| Task inputs |
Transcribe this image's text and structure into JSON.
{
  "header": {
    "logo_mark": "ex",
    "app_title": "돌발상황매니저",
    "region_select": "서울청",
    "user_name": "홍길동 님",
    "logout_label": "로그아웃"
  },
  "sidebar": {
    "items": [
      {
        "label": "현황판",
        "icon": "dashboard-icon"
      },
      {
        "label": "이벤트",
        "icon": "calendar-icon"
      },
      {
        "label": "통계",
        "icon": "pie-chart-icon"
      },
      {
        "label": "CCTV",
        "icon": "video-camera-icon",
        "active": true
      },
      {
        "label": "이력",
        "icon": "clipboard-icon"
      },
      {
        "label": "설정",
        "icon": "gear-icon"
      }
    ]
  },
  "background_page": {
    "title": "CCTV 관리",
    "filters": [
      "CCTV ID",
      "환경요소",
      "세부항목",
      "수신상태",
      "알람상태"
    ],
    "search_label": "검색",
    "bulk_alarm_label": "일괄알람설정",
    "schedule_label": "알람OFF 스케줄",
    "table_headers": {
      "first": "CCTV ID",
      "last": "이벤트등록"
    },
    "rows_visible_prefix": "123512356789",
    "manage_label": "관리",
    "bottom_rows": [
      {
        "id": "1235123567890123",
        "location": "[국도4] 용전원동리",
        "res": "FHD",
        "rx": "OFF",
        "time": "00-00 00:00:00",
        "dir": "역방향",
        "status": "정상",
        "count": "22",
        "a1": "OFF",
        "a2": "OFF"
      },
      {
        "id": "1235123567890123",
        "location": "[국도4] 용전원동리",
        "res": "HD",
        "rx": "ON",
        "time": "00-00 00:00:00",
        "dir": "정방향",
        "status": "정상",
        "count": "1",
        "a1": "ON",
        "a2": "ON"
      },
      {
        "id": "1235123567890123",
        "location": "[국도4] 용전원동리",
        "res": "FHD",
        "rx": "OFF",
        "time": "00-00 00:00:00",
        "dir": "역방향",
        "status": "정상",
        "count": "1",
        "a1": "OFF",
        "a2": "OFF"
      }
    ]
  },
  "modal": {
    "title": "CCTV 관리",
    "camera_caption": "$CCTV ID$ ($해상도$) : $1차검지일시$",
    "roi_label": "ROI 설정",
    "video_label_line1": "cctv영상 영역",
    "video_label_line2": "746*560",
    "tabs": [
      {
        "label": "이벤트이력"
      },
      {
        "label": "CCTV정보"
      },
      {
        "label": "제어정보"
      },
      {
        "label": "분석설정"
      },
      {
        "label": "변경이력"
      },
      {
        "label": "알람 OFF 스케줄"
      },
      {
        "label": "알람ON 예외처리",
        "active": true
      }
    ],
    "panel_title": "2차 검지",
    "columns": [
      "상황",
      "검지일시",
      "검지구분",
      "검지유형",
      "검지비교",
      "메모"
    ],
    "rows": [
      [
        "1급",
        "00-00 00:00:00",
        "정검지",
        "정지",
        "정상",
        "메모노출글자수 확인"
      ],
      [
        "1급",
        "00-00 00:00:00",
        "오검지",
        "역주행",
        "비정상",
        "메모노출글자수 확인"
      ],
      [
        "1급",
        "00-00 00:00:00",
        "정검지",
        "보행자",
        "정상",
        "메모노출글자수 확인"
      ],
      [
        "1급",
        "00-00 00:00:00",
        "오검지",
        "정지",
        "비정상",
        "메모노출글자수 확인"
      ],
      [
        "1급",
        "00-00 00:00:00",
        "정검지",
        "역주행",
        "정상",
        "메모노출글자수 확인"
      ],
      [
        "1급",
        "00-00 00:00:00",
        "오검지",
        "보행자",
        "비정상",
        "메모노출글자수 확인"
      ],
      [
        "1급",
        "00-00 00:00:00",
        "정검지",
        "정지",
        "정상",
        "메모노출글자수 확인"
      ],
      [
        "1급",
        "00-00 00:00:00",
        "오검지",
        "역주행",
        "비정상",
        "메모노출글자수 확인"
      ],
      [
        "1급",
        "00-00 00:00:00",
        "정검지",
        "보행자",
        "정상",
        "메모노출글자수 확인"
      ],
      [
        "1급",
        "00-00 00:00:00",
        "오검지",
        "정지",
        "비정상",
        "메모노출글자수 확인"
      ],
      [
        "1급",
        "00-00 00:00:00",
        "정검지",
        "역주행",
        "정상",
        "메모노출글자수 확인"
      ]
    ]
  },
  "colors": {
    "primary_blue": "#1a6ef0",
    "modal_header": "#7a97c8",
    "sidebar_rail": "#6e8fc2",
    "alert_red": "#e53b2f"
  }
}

| What you are asked to do |
Transcribe all of the material exactly. Omit nothing.

| The result |
Transcribe this image's text and structure into JSON.
{
  "header": {
    "logo_mark": "ex",
    "app_title": "돌발상황매니저",
    "region_select": "서울청",
    "user_name": "홍길동 님",
    "logout_label": "로그아웃"
  },
  "sidebar": {
    "items": [
      {
        "label": "현황판",
        "icon": "dashboard-icon"
      },
      {
        "label": "이벤트",
        "icon": "calendar-icon"
      },
      {
        "label": "통계",
        "icon": "pie-chart-icon"
      },
      {
        "label": "CCTV",
        "icon": "video-camera-icon",
        "active": true
      },
      {
        "label": "이력",
        "icon": "clipboard-icon"
      },
      {
        "label": "설정",
        "icon": "gear-icon"
      }
    ]
  },
  "background_page": {
    "title": "CCTV 관리",
    "filters": [
      "CCTV ID",
      "환경요소",
      "세부항목",
      "수신상태",
      "알람상태"
    ],
    "search_label": "검색",
    "bulk_alarm_label": "일괄알람설정",
    "schedule_label": "알람OFF 스케줄",
    "table_headers": {
      "first": "CCTV ID",
      "last": "이벤트등록"
    },
    "rows_visible_prefix": "123512356789",
    "manage_label": "관리",
    "bottom_rows": [
      {
        "id": "1235123567890123",
        "location": "[국도4] 용전원동리",
        "res": "FHD",
        "rx": "OFF",
        "time": "00-00 00:00:00",
        "dir": "역방향",
        "status": "정상",
        "count": "22",
        "a1": "OFF",
        "a2": "OFF"
      },
      {
        "id": "1235123567890123",
        "location": "[국도4] 용전원동리",
        "res": "HD",
        "rx": "ON",
        "time": "00-00 00:00:00",
        "dir": "정방향",
        "status": "정상",
        "count": "1",
        "a1": "ON",
        "a2": "ON"
      },
      {
        "id": "1235123567890123",
        "location": "[국도4] 용전원동리",
        "res": "FHD",
        "rx": "OFF",
        "time": "00-00 00:00:00",
        "dir": "역방향",
        "status": "정상",
        "count": "1",
        "a1": "OFF",
        "a2": "OFF"
      }
    ]
  },
  "modal": {
    "title": "CCTV 관리",
    "camera_caption": "$CCTV ID$ ($해상도$) : $1차검지일시$",
    "roi_label": "ROI 설정",
    "video_label_line1": "cctv영상 영역",
    "video_label_line2": "746*560",
    "tabs": [
      {
        "label": "이벤트이력"
      },
      {
        "label": "CCTV정보"
      },
      {
        "label": "제어정보"
      },
      {
        "label": "분석설정"
      },
      {
        "label": "변경이력"
      },
      {
        "label": "알람 OFF 스케줄"
      },
      {
        "label": "알람ON 예외처리",
        "active": true
      }
    ],
    "panel_title": "2차 검지",
    "columns": [
      "상황",
      "검지일시",
      "검지구분",
      "검지유형",
      "검지비교",
      "메모"
    ],
    "rows": [
      [
        "1급",
        "00-00 00:00:00",
        "정검지",
        "정지",
        "정상",
        "메모노출글자수 확인"
      ],
      [
        "1급",
        "00-00 00:00:00",
        "오검지",
        "역주행",
        "비정상",
        "메모노출글자수 확인"
      ],
      [
        "1급",
        "00-00 00:00:00",
        "정검지",
        "보행자",
        "정상",
        "메모노출글자수 확인"
      ],
      [
        "1급",
        "00-00 00:00:00",
        "오검지",
        "정지",
        "비정상",
        "메모노출글자수 확인"
      ],
      [
        "1급",
        "00-00 00:00:00",
        "정검지",
        "역주행",
        "정상",
        "메모노출글자수 확인"
      ],
      [
        "1급",
        "00-00 00:00:00",
        "오검지",
        "보행자",
        "비정상",
        "메모노출글자수 확인"
      ],
      [
        "1급",
        "00-00 00:00:00",
        "정검지",
        "정지",
        "정상",
        "메모노출글자수 확인"
      ],
      [
        "1급",
        "00-00 00:00:00",
        "오검지",
        "역주행",
        "비정상",
        "메모노출글자수 확인"
      ],
      [
        "1급",
        "00-00 00:00:00",
        "정검지",
        "보행자",
        "정상",
        "메모노출글자수 확인"
      ],
      [
        "1급",
        "00-00 00:00:00",
        "오검지",
        "정지",
        "비정상",
        "메모노출글자수 확인"
      ],
      [
        "1급",
        "00-00 00:00:00",
        "정검지",
        "역주행",
        "정상",
        "메모노출글자수 확인"
      ]
    ]
  },
  "colors": {
    "primary_blue": "#1a6ef0",
    "modal_header": "#7a97c8",
    "sidebar_rail": "#6e8fc2",
    "alert_red": "#e53b2f"
  }
}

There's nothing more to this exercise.